Word for word, retype every entry in the listing.

- - -

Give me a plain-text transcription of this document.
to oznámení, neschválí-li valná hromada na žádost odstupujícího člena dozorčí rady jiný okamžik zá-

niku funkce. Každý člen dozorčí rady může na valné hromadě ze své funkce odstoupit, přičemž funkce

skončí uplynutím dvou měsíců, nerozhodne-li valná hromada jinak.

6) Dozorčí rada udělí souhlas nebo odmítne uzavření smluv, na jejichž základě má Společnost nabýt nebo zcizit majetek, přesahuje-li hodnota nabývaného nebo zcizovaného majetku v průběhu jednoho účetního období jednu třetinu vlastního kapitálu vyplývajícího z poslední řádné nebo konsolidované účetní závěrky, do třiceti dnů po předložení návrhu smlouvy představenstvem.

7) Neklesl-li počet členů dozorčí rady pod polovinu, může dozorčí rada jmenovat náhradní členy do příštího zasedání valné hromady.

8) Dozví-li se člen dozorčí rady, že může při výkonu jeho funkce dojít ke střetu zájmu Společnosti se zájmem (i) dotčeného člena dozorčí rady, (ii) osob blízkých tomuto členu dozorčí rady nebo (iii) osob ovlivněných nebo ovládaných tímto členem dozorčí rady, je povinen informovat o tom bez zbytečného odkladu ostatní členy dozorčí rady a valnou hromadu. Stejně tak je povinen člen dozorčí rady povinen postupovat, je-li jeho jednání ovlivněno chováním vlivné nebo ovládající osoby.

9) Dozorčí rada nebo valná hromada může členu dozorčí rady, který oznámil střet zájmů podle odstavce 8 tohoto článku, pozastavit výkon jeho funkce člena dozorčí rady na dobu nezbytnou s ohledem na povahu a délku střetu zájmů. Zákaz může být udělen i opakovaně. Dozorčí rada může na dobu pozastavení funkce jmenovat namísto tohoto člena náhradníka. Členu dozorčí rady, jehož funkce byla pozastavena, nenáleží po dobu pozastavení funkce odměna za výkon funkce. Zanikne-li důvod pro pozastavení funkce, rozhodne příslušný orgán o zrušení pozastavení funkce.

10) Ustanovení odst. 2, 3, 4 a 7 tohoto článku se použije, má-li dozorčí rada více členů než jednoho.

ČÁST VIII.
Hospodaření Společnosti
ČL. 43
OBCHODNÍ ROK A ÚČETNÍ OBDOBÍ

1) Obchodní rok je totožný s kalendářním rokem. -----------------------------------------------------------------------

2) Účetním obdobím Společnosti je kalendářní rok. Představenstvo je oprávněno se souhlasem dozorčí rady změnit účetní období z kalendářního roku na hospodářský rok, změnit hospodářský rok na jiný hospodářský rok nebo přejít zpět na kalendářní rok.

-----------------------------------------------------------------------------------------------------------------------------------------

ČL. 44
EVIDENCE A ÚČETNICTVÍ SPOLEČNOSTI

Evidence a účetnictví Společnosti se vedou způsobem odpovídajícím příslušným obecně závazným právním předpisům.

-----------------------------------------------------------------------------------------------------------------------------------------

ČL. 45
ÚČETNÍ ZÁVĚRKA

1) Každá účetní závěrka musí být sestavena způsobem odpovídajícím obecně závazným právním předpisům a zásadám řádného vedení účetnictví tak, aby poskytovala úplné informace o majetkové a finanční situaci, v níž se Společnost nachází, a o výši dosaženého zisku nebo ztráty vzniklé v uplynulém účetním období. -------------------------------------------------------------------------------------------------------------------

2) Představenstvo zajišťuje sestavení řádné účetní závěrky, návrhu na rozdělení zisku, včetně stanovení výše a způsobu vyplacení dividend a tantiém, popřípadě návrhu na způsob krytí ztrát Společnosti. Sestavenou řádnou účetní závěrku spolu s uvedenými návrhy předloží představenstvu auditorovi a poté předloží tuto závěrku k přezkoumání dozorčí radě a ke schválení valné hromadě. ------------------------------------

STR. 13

- - -

▶ **FINISHED TASK**:
Give me a plain-text transcription of this document.
to oznámení, neschválí-li valná hromada na žádost odstupujícího člena dozorčí rady jiný okamžik zá-

niku funkce. Každý člen dozorčí rady může na valné hromadě ze své funkce odstoupit, přičemž funkce

skončí uplynutím dvou měsíců, nerozhodne-li valná hromada jinak.

6) Dozorčí rada udělí souhlas nebo odmítne uzavření smluv, na jejichž základě má Společnost nabýt nebo zcizit majetek, přesahuje-li hodnota nabývaného nebo zcizovaného majetku v průběhu jednoho účetního období jednu třetinu vlastního kapitálu vyplývajícího z poslední řádné nebo konsolidované účetní závěrky, do třiceti dnů po předložení návrhu smlouvy představenstvem.

7) Neklesl-li počet členů dozorčí rady pod polovinu, může dozorčí rada jmenovat náhradní členy do příštího zasedání valné hromady.

8) Dozví-li se člen dozorčí rady, že může při výkonu jeho funkce dojít ke střetu zájmu Společnosti se zájmem (i) dotčeného člena dozorčí rady, (ii) osob blízkých tomuto členu dozorčí rady nebo (iii) osob ovlivněných nebo ovládaných tímto členem dozorčí rady, je povinen informovat o tom bez zbytečného odkladu ostatní členy dozorčí rady a valnou hromadu. Stejně tak je povinen člen dozorčí rady povinen postupovat, je-li jeho jednání ovlivněno chováním vlivné nebo ovládající osoby.

9) Dozorčí rada nebo valná hromada může členu dozorčí rady, který oznámil střet zájmů podle odstavce 8 tohoto článku, pozastavit výkon jeho funkce člena dozorčí rady na dobu nezbytnou s ohledem na povahu a délku střetu zájmů. Zákaz může být udělen i opakovaně. Dozorčí rada může na dobu pozastavení funkce jmenovat namísto tohoto člena náhradníka. Členu dozorčí rady, jehož funkce byla pozastavena, nenáleží po dobu pozastavení funkce odměna za výkon funkce. Zanikne-li důvod pro pozastavení funkce, rozhodne příslušný orgán o zrušení pozastavení funkce.

10) Ustanovení odst. 2, 3, 4 a 7 tohoto článku se použije, má-li dozorčí rada více členů než jednoho.

ČÁST VIII.
Hospodaření Společnosti
ČL. 43
OBCHODNÍ ROK A ÚČETNÍ OBDOBÍ

1) Obchodní rok je totožný s kalendářním rokem. -----------------------------------------------------------------------

2) Účetním obdobím Společnosti je kalendářní rok. Představenstvo je oprávněno se souhlasem dozorčí rady změnit účetní období z kalendářního roku na hospodářský rok, změnit hospodářský rok na jiný hospodářský rok nebo přejít zpět na kalendářní rok.

-----------------------------------------------------------------------------------------------------------------------------------------

ČL. 44
EVIDENCE A ÚČETNICTVÍ SPOLEČNOSTI

Evidence a účetnictví Společnosti se vedou způsobem odpovídajícím příslušným obecně závazným právním předpisům.

-----------------------------------------------------------------------------------------------------------------------------------------

ČL. 45
ÚČETNÍ ZÁVĚRKA

1) Každá účetní závěrka musí být sestavena způsobem odpovídajícím obecně závazným právním předpisům a zásadám řádného vedení účetnictví tak, aby poskytovala úplné informace o majetkové a finanční situaci, v níž se Společnost nachází, a o výši dosaženého zisku nebo ztráty vzniklé v uplynulém účetním období. -------------------------------------------------------------------------------------------------------------------

2) Představenstvo zajišťuje sestavení řádné účetní závěrky, návrhu na rozdělení zisku, včetně stanovení výše a způsobu vyplacení dividend a tantiém, popřípadě návrhu na způsob krytí ztrát Společnosti. Sestavenou řádnou účetní závěrku spolu s uvedenými návrhy předloží představenstvu auditorovi a poté předloží tuto závěrku k přezkoumání dozorčí radě a ke schválení valné hromadě. ------------------------------------

STR. 13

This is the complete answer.